• Set problem: Say how many lines include the word "ylabel", using only a number.

• Some records:
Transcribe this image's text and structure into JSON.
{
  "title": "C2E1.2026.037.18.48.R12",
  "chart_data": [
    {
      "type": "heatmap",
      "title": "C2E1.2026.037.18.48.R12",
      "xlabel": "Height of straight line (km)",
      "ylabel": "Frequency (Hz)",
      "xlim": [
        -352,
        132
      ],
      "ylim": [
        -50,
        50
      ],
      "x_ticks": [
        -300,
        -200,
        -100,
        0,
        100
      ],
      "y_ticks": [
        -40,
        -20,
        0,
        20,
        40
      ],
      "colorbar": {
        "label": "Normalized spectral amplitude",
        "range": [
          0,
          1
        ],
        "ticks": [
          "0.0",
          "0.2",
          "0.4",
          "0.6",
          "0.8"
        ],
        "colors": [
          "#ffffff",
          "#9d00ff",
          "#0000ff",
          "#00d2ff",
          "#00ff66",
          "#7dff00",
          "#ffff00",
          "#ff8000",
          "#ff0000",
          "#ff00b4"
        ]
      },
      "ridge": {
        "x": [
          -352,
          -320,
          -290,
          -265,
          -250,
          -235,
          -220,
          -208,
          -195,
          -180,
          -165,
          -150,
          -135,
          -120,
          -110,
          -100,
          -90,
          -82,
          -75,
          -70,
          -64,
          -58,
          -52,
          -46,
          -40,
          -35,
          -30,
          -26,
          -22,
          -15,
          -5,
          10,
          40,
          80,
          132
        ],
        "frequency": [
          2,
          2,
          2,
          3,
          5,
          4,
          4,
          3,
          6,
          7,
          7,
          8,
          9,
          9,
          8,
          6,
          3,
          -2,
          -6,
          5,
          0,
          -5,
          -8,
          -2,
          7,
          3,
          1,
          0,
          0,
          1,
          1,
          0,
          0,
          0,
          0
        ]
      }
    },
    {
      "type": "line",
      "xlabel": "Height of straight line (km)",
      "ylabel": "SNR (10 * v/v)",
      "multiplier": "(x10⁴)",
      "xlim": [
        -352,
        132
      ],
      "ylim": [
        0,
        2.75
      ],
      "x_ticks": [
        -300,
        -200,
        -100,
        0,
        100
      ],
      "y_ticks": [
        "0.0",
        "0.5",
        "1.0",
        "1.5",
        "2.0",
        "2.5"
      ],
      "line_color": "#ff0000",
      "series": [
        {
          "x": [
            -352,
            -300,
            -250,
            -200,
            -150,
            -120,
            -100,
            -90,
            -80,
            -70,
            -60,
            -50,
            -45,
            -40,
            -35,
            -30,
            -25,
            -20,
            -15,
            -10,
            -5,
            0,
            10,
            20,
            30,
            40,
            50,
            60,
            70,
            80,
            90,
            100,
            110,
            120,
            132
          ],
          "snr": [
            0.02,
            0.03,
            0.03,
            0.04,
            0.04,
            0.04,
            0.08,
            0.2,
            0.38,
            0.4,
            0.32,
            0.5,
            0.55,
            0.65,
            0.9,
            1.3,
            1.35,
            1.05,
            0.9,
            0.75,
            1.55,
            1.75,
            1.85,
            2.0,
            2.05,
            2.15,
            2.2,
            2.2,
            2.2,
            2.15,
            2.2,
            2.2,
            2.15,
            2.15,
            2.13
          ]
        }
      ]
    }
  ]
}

• Response to the exercise: 2